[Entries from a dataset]

* * * * * * * * *

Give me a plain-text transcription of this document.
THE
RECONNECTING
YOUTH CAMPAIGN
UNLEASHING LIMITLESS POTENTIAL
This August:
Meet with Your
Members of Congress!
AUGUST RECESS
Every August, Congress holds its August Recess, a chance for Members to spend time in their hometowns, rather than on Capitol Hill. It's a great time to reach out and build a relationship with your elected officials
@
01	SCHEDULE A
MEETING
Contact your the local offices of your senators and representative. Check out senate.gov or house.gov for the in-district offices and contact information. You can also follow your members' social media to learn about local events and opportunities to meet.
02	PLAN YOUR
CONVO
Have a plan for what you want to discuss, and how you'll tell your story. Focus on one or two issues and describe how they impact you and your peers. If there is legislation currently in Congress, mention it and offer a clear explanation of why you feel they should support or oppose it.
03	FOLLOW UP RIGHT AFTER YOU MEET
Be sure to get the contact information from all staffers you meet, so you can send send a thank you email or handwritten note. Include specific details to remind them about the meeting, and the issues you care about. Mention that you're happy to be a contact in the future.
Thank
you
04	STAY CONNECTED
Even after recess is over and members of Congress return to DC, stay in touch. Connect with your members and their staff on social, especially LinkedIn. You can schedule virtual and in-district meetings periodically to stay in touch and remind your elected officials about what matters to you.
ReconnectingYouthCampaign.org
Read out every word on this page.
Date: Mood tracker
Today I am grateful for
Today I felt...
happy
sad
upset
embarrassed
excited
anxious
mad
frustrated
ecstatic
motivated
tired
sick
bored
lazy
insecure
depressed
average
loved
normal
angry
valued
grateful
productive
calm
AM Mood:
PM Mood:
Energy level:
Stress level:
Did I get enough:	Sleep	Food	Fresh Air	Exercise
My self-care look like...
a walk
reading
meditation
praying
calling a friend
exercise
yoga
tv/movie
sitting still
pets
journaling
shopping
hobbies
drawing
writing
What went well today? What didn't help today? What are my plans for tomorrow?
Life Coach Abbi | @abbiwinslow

* * * * * * * * *

Scan the records for the string "happy". Copy each line in which it appears.

## SOLUTION BELOW
Be sure to get the contact information from all staffers you meet, so you can send send a thank you email or handwritten note. Include specific details to remind them about the meeting, and the issues you care about. Mention that you're happy to be a contact in the future.
happy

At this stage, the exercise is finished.